Written task —
Locate each line of the material that contains "same", then return it.

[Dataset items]
--- --- ---

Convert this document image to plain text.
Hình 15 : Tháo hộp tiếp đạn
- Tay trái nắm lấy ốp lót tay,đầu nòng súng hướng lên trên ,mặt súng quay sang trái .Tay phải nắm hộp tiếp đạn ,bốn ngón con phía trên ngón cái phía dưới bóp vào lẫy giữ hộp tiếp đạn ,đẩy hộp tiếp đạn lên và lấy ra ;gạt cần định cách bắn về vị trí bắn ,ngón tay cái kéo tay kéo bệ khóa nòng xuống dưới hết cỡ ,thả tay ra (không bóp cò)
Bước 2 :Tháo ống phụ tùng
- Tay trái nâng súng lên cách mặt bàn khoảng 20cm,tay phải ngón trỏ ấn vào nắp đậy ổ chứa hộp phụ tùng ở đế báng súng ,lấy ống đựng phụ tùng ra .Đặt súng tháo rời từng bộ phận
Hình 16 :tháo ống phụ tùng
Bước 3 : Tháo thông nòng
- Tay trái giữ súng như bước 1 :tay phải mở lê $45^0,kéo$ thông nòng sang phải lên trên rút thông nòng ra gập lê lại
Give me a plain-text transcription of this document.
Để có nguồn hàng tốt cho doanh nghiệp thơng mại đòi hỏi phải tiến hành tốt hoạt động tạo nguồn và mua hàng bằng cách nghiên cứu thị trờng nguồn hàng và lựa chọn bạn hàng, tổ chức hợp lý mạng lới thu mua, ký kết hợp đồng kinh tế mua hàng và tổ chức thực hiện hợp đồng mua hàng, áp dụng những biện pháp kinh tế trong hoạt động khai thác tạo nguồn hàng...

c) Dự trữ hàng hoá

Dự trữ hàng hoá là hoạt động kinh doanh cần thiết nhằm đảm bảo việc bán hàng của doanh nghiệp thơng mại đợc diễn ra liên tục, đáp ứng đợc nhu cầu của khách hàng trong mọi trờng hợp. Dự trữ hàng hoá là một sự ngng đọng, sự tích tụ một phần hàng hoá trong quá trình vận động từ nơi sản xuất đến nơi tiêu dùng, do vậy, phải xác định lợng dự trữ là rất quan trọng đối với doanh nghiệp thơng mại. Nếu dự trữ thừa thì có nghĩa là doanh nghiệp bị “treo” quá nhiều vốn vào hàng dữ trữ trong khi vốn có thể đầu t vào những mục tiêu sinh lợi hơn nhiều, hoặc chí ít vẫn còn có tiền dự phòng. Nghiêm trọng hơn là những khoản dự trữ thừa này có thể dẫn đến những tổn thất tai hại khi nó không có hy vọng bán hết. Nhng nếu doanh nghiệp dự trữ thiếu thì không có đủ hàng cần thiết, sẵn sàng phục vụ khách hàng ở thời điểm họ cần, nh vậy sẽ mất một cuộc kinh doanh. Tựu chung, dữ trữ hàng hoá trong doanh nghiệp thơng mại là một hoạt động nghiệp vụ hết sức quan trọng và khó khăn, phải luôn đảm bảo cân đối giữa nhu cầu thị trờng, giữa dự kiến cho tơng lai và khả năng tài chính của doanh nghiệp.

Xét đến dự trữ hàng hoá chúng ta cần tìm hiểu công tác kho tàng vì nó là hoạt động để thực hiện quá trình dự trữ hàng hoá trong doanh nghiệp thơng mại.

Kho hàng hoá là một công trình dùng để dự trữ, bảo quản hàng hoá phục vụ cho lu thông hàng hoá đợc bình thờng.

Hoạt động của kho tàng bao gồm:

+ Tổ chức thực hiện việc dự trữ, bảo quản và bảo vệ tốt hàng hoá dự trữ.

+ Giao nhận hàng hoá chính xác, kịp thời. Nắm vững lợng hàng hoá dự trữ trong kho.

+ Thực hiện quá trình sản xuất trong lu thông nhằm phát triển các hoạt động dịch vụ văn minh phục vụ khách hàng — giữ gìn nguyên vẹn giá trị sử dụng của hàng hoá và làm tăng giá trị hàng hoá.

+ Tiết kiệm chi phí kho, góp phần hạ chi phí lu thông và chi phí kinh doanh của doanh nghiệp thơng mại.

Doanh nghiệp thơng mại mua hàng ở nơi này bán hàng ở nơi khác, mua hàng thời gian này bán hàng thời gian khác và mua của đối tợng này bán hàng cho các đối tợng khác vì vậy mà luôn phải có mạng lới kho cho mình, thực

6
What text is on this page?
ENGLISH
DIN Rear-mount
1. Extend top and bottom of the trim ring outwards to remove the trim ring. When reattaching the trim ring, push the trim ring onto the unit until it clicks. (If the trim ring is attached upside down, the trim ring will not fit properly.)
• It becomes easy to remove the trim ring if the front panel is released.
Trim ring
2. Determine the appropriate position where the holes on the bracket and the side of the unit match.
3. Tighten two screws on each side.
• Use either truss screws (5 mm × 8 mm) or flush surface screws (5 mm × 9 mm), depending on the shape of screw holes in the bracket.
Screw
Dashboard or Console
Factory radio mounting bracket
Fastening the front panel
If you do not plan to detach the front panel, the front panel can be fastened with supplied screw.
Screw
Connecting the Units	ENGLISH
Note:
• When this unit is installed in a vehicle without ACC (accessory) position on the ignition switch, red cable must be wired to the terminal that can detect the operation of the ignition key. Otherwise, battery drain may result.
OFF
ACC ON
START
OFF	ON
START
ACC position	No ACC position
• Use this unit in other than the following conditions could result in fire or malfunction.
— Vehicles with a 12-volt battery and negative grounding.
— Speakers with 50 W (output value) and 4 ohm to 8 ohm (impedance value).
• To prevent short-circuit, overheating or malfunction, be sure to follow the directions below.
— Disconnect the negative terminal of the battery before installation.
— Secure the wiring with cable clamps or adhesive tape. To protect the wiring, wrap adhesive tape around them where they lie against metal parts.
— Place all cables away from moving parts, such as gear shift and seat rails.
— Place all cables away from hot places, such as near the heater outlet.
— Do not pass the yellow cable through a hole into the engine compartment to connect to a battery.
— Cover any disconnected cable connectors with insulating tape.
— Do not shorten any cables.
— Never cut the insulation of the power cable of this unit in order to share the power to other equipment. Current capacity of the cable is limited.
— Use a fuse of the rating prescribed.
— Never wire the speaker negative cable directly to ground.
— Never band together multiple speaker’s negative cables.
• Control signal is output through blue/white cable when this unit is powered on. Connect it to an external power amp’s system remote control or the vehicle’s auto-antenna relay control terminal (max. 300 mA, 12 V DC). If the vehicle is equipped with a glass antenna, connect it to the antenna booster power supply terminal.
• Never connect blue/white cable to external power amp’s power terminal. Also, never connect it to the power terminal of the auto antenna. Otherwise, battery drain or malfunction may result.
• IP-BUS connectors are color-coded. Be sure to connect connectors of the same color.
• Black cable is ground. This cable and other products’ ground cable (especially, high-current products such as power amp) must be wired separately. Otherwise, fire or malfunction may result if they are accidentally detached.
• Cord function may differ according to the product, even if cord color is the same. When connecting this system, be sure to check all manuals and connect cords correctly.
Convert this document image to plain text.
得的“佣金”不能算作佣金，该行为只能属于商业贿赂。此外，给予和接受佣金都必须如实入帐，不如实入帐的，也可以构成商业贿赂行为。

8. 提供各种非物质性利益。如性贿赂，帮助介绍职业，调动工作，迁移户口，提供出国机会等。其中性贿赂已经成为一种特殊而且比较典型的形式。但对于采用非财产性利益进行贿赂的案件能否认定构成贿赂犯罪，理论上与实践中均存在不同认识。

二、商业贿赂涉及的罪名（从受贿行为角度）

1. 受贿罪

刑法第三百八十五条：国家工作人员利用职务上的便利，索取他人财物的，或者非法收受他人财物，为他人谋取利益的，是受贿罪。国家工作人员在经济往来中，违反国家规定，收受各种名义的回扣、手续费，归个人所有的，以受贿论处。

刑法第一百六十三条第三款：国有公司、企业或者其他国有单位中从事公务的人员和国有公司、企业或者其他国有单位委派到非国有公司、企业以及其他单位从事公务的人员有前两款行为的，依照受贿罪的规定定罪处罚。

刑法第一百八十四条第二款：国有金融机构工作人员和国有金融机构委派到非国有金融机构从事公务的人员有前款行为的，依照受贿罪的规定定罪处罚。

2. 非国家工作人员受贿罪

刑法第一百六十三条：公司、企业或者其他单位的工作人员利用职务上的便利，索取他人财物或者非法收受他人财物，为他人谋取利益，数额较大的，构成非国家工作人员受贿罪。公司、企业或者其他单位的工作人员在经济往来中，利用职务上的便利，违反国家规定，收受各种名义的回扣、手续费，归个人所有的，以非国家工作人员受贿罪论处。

--- --- ---

Full response —
• IP-BUS connectors are color-coded. Be sure to connect connectors of the same color.
• Cord function may differ according to the product, even if cord color is the same. When connecting this system, be sure to check all manuals and connect cords correctly.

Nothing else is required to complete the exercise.